__Stated goal__
Can you print every line of the material below without changing anything, and leave the pictures out?

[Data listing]
*****

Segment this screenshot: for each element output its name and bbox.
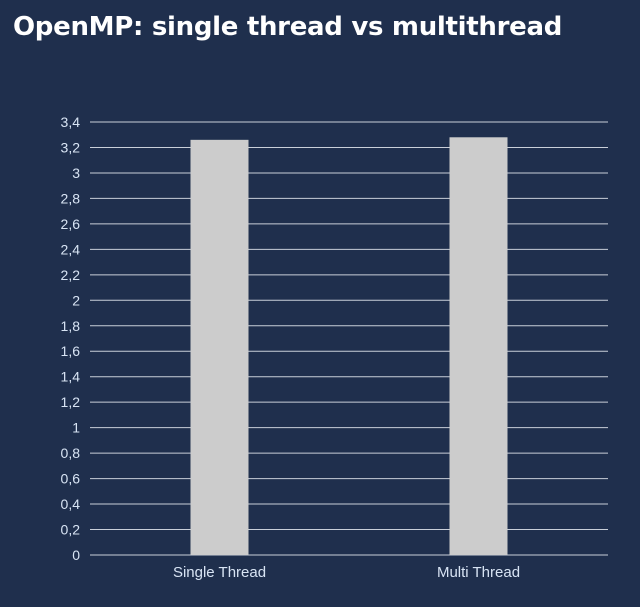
- x-category-label: Single Thread: [173, 564, 266, 581]
- y-tick-label: 3: [72, 165, 80, 181]
- x-axis-category-labels: Single Thread Multi Thread: [173, 564, 520, 581]
- chart-title: OpenMP: single thread vs multithread: [13, 12, 563, 42]
- y-tick-label: 0,8: [61, 445, 81, 461]
- y-tick-label: 0,6: [61, 471, 81, 487]
- y-tick-label: 3,2: [61, 139, 81, 155]
- y-tick-label: 1,6: [61, 343, 81, 359]
- y-tick-label: 1: [72, 420, 80, 436]
- y-tick-label: 2,4: [61, 241, 81, 257]
- x-category-label: Multi Thread: [437, 564, 520, 581]
- bar-multi-thread: [449, 137, 508, 555]
- bar-single-thread: [190, 139, 249, 555]
- y-tick-label: 2,8: [61, 190, 81, 206]
- y-tick-label: 0: [72, 547, 80, 563]
- y-tick-label: 1,2: [61, 394, 81, 410]
- y-tick-label: 3,4: [61, 114, 81, 130]
- y-tick-label: 0,4: [61, 496, 81, 512]
- y-tick-label: 1,4: [61, 369, 81, 385]
- y-tick-label: 2,6: [61, 216, 81, 232]
- y-tick-label: 2,2: [61, 267, 81, 283]
- bars: [190, 137, 508, 555]
- y-tick-label: 1,8: [61, 318, 81, 334]
- y-tick-label: 0,2: [61, 522, 81, 538]
- gridlines: [90, 121, 608, 556]
- y-axis-tick-labels: 0 0,2 0,4 0,6 0,8 1 1,2 1,4 1,6 1,8 2 2,2 2,4 2,6 2,8 3…: [61, 114, 81, 563]
- y-tick-label: 2: [72, 292, 80, 308]
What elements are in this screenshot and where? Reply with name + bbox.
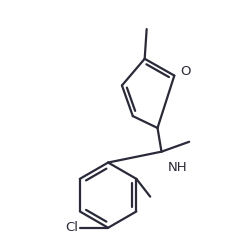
Text: NH: NH bbox=[167, 161, 187, 174]
Text: Cl: Cl bbox=[65, 221, 79, 234]
Text: O: O bbox=[180, 65, 191, 78]
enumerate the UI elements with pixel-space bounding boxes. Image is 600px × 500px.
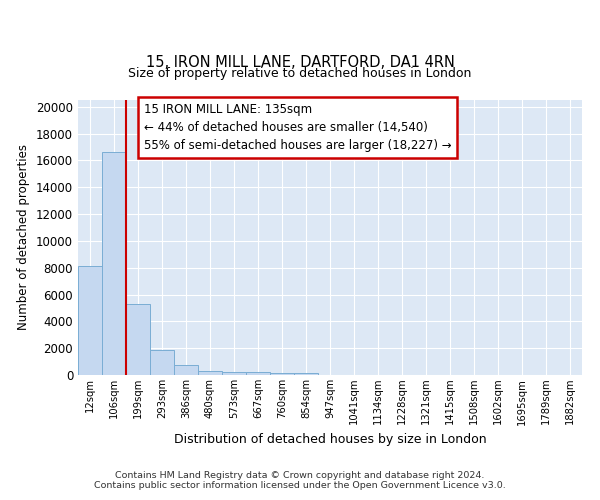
Text: Size of property relative to detached houses in London: Size of property relative to detached ho…	[128, 68, 472, 80]
Text: Contains HM Land Registry data © Crown copyright and database right 2024.: Contains HM Land Registry data © Crown c…	[115, 472, 485, 480]
Bar	[150, 350, 174, 375]
Bar	[294, 374, 318, 375]
Y-axis label: Number of detached properties: Number of detached properties	[17, 144, 31, 330]
Bar	[78, 266, 102, 375]
Bar	[174, 364, 198, 375]
X-axis label: Distribution of detached houses by size in London: Distribution of detached houses by size …	[173, 433, 487, 446]
Text: Contains public sector information licensed under the Open Government Licence v3: Contains public sector information licen…	[94, 482, 506, 490]
Bar	[246, 372, 270, 375]
Bar	[126, 304, 150, 375]
Bar	[270, 372, 294, 375]
Bar	[222, 372, 246, 375]
Text: 15 IRON MILL LANE: 135sqm
← 44% of detached houses are smaller (14,540)
55% of s: 15 IRON MILL LANE: 135sqm ← 44% of detac…	[143, 103, 451, 152]
Text: 15, IRON MILL LANE, DARTFORD, DA1 4RN: 15, IRON MILL LANE, DARTFORD, DA1 4RN	[146, 55, 454, 70]
Bar	[198, 371, 222, 375]
Bar	[102, 152, 126, 375]
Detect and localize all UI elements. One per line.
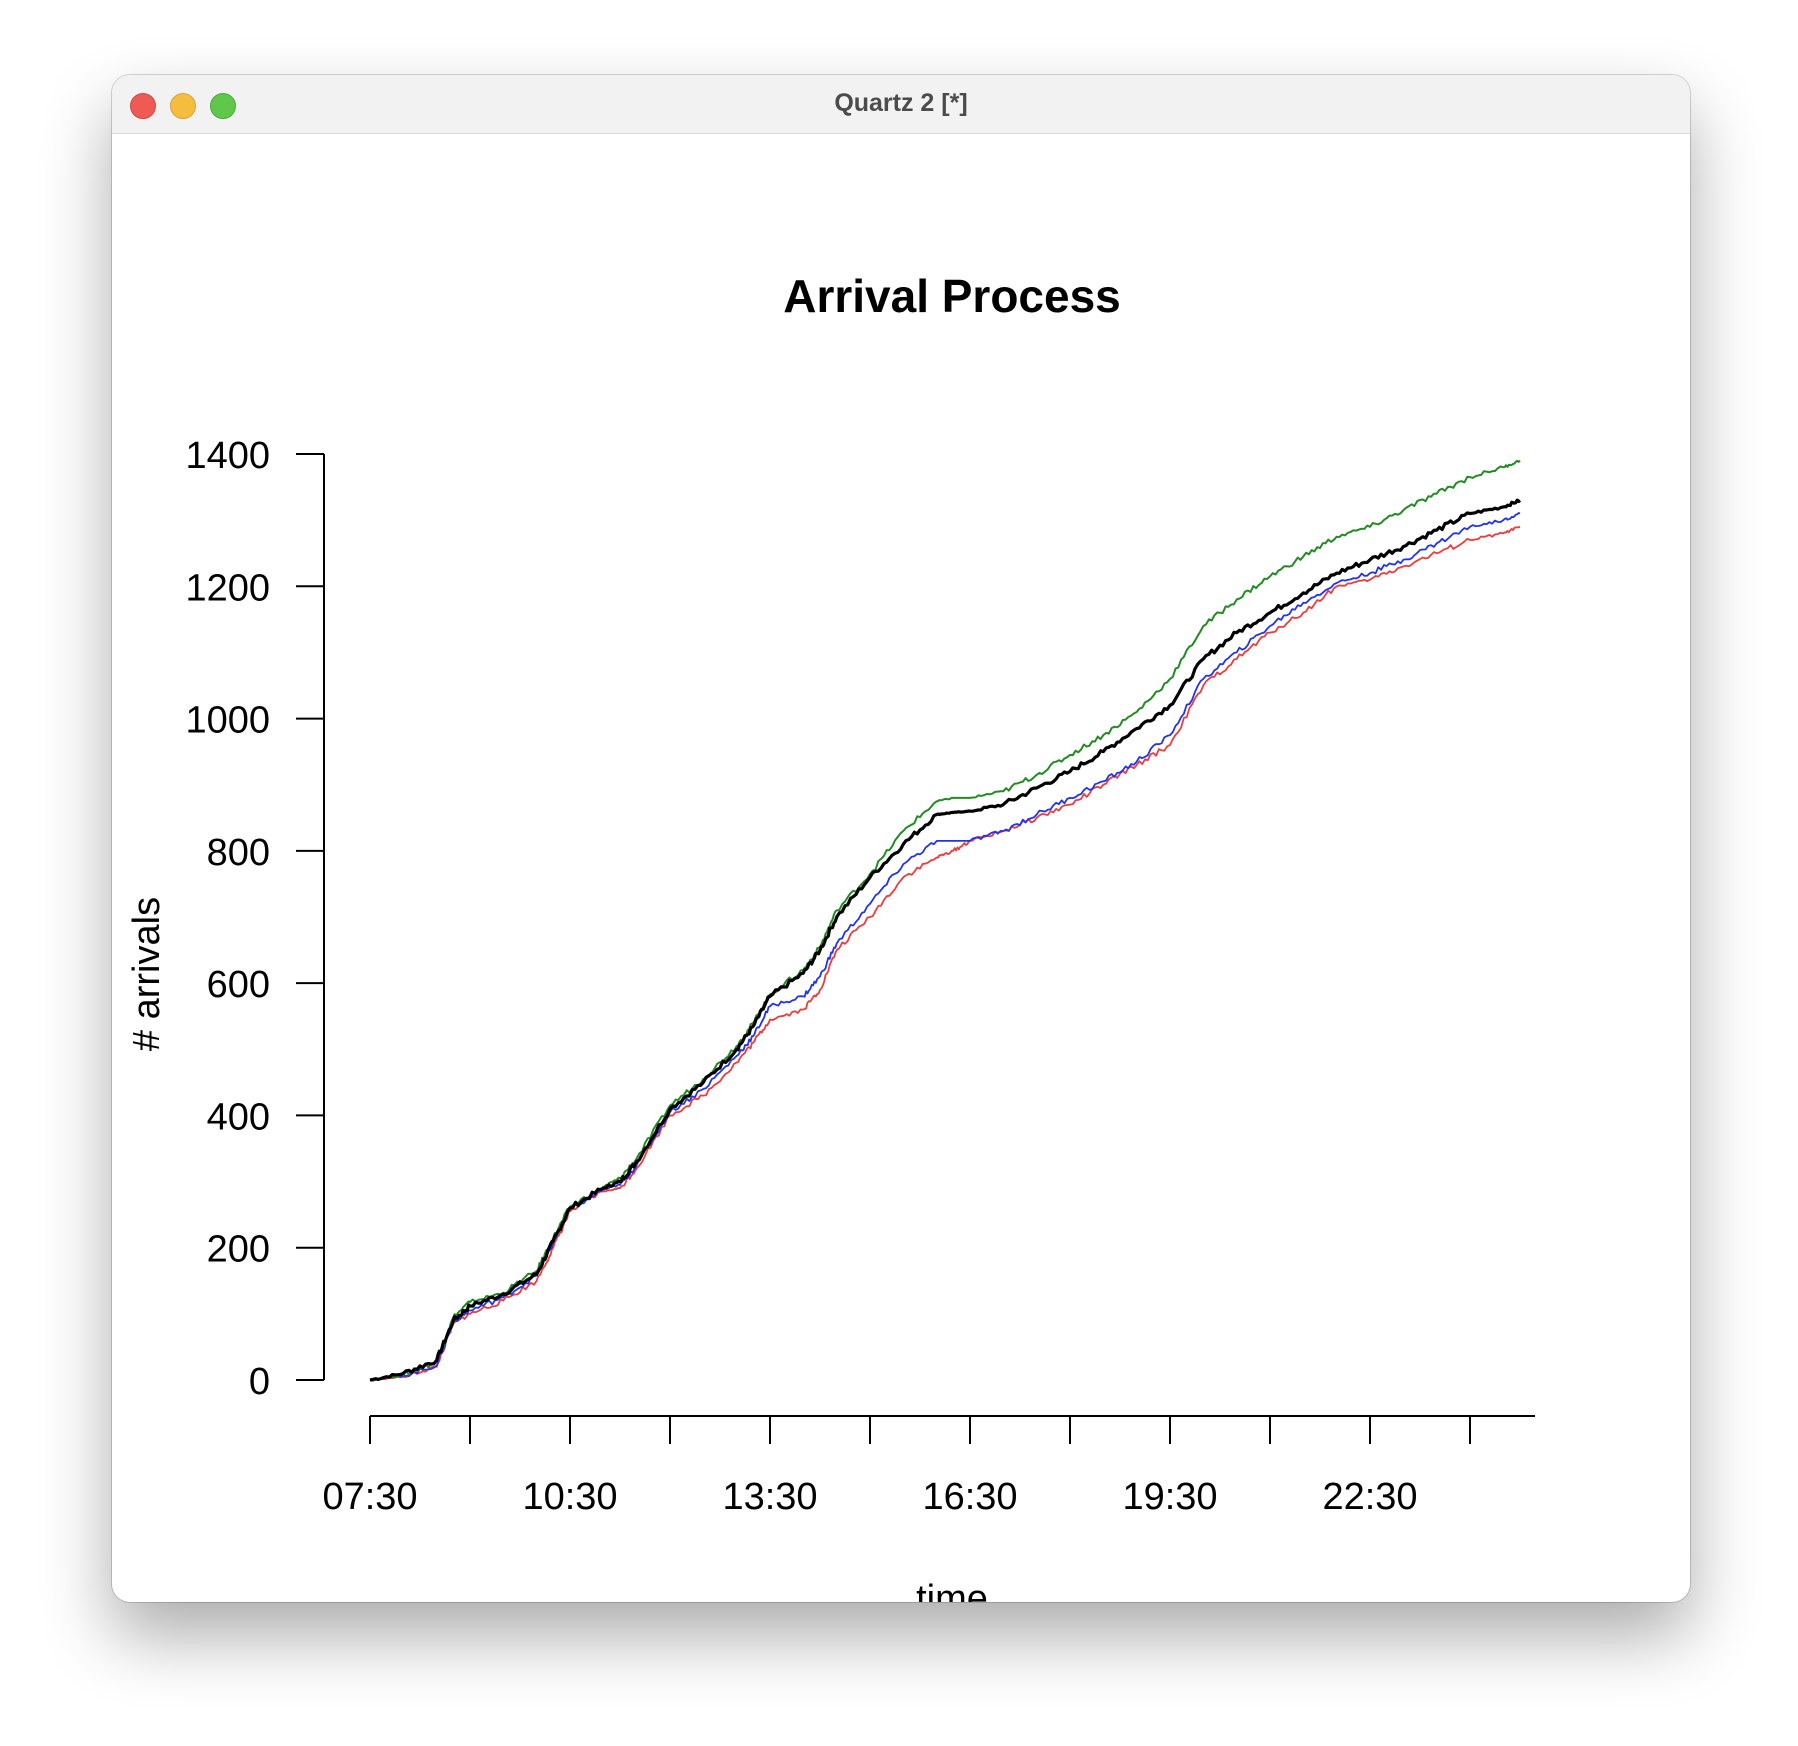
y-tick-label: 0 bbox=[249, 1361, 270, 1403]
x-axis-label: time bbox=[916, 1578, 988, 1602]
close-button[interactable] bbox=[130, 93, 156, 119]
x-tick-label: 22:30 bbox=[1322, 1476, 1417, 1518]
series-line bbox=[369, 512, 1521, 1382]
y-tick-label: 600 bbox=[207, 964, 270, 1006]
series-lines bbox=[369, 459, 1522, 1382]
minimize-button[interactable] bbox=[170, 93, 196, 119]
x-tick-label: 07:30 bbox=[322, 1476, 417, 1518]
plot-window: Quartz 2 [*] Arrival Process 0 200 400 600 8… bbox=[112, 75, 1690, 1602]
chart-title: Arrival Process bbox=[783, 270, 1121, 322]
title-bar[interactable]: Quartz 2 [*] bbox=[112, 75, 1690, 134]
x-tick-label: 13:30 bbox=[722, 1476, 817, 1518]
series-line bbox=[369, 525, 1521, 1381]
zoom-button[interactable] bbox=[210, 93, 236, 119]
y-tick-label: 400 bbox=[207, 1096, 270, 1138]
y-tick-label: 1400 bbox=[185, 435, 270, 477]
y-axis-label: # arrivals bbox=[126, 897, 168, 1051]
y-tick-label: 1000 bbox=[185, 700, 270, 742]
x-tick-label: 19:30 bbox=[1122, 1476, 1217, 1518]
chart: Arrival Process 0 200 400 600 800 1000 1200 140… bbox=[126, 270, 1535, 1602]
x-tick-label: 16:30 bbox=[922, 1476, 1017, 1518]
y-tick-label: 1200 bbox=[185, 567, 270, 609]
series-line bbox=[369, 498, 1522, 1382]
y-tick-label: 200 bbox=[207, 1229, 270, 1271]
window-title: Quartz 2 [*] bbox=[834, 89, 968, 117]
x-tick-label: 10:30 bbox=[522, 1476, 617, 1518]
x-ticks: 07:30 10:30 13:30 16:30 19:30 22:30 bbox=[322, 1416, 1471, 1518]
y-tick-label: 800 bbox=[207, 832, 270, 874]
y-ticks: 0 200 400 600 800 1000 1200 1400 bbox=[185, 435, 324, 1403]
series-line bbox=[369, 459, 1521, 1382]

*****

__The output__
Segment this screenshot: for each element output its name and bbox.
- x-category-label: Single Thread: [173, 564, 266, 581]
- y-tick-label: 3: [72, 165, 80, 181]
- x-axis-category-labels: Single Thread Multi Thread: [173, 564, 520, 581]
- chart-title: OpenMP: single thread vs multithread: [13, 12, 563, 42]
- y-tick-label: 0,8: [61, 445, 81, 461]
- y-tick-label: 0,6: [61, 471, 81, 487]
- y-tick-label: 3,2: [61, 139, 81, 155]
- y-tick-label: 1,6: [61, 343, 81, 359]
- y-tick-label: 1: [72, 420, 80, 436]
- y-tick-label: 2,4: [61, 241, 81, 257]
- x-category-label: Multi Thread: [437, 564, 520, 581]
- bar-multi-thread: [449, 137, 508, 555]
- bar-single-thread: [190, 139, 249, 555]
- y-tick-label: 2,8: [61, 190, 81, 206]
- y-tick-label: 0: [72, 547, 80, 563]
- y-tick-label: 1,2: [61, 394, 81, 410]
- y-tick-label: 3,4: [61, 114, 81, 130]
- y-tick-label: 0,4: [61, 496, 81, 512]
- y-tick-label: 1,4: [61, 369, 81, 385]
- y-tick-label: 2,6: [61, 216, 81, 232]
- y-tick-label: 2,2: [61, 267, 81, 283]
- bars: [190, 137, 508, 555]
- y-tick-label: 1,8: [61, 318, 81, 334]
- y-tick-label: 0,2: [61, 522, 81, 538]
- gridlines: [90, 121, 608, 556]
- y-axis-tick-labels: 0 0,2 0,4 0,6 0,8 1 1,2 1,4 1,6 1,8 2 2,2 2,4 2,6 2,8 3…: [61, 114, 81, 563]
- y-tick-label: 2: [72, 292, 80, 308]
What elements are in this screenshot and where? Reply with name + bbox.
Text: NH: NH bbox=[167, 161, 187, 174]
Text: Cl: Cl bbox=[65, 221, 79, 234]
Text: O: O bbox=[180, 65, 191, 78]
enumerate the UI elements with pixel-space bounding boxes. Image is 600px × 500px.
Text: Size of property relative to detached houses in London: Size of property relative to detached ho…	[128, 68, 472, 80]
Text: Contains HM Land Registry data © Crown copyright and database right 2024.: Contains HM Land Registry data © Crown c…	[115, 472, 485, 480]
Bar	[150, 350, 174, 375]
Bar	[294, 374, 318, 375]
Y-axis label: Number of detached properties: Number of detached properties	[17, 144, 31, 330]
Bar	[78, 266, 102, 375]
Bar	[174, 364, 198, 375]
X-axis label: Distribution of detached houses by size in London: Distribution of detached houses by size …	[173, 433, 487, 446]
Text: Contains public sector information licensed under the Open Government Licence v3: Contains public sector information licen…	[94, 482, 506, 490]
Bar	[246, 372, 270, 375]
Bar	[126, 304, 150, 375]
Bar	[270, 372, 294, 375]
Bar	[222, 372, 246, 375]
Text: 15 IRON MILL LANE: 135sqm
← 44% of detached houses are smaller (14,540)
55% of s: 15 IRON MILL LANE: 135sqm ← 44% of detac…	[143, 103, 451, 152]
Text: 15, IRON MILL LANE, DARTFORD, DA1 4RN: 15, IRON MILL LANE, DARTFORD, DA1 4RN	[146, 55, 454, 70]
Bar	[198, 371, 222, 375]
Bar	[102, 152, 126, 375]
Detect and localize all UI elements. One per line.
y-tick-label: 0 bbox=[249, 1361, 270, 1403]
x-axis-label: time bbox=[916, 1578, 988, 1602]
close-button[interactable] bbox=[130, 93, 156, 119]
x-tick-label: 22:30 bbox=[1322, 1476, 1417, 1518]
series-line bbox=[369, 512, 1521, 1382]
y-tick-label: 600 bbox=[207, 964, 270, 1006]
series-lines bbox=[369, 459, 1522, 1382]
minimize-button[interactable] bbox=[170, 93, 196, 119]
x-tick-label: 07:30 bbox=[322, 1476, 417, 1518]
plot-window: Quartz 2 [*] Arrival Process 0 200 400 600 8… bbox=[112, 75, 1690, 1602]
chart-title: Arrival Process bbox=[783, 270, 1121, 322]
title-bar[interactable]: Quartz 2 [*] bbox=[112, 75, 1690, 134]
x-tick-label: 13:30 bbox=[722, 1476, 817, 1518]
series-line bbox=[369, 525, 1521, 1381]
zoom-button[interactable] bbox=[210, 93, 236, 119]
y-tick-label: 400 bbox=[207, 1096, 270, 1138]
y-tick-label: 1400 bbox=[185, 435, 270, 477]
y-axis-label: # arrivals bbox=[126, 897, 168, 1051]
y-tick-label: 1000 bbox=[185, 700, 270, 742]
x-tick-label: 19:30 bbox=[1122, 1476, 1217, 1518]
chart: Arrival Process 0 200 400 600 800 1000 1200 140… bbox=[126, 270, 1535, 1602]
x-tick-label: 16:30 bbox=[922, 1476, 1017, 1518]
y-tick-label: 1200 bbox=[185, 567, 270, 609]
series-line bbox=[369, 498, 1522, 1382]
y-tick-label: 200 bbox=[207, 1229, 270, 1271]
window-title: Quartz 2 [*] bbox=[834, 89, 968, 117]
x-tick-label: 10:30 bbox=[522, 1476, 617, 1518]
x-ticks: 07:30 10:30 13:30 16:30 19:30 22:30 bbox=[322, 1416, 1471, 1518]
y-tick-label: 800 bbox=[207, 832, 270, 874]
y-ticks: 0 200 400 600 800 1000 1200 1400 bbox=[185, 435, 324, 1403]
series-line bbox=[369, 459, 1521, 1382]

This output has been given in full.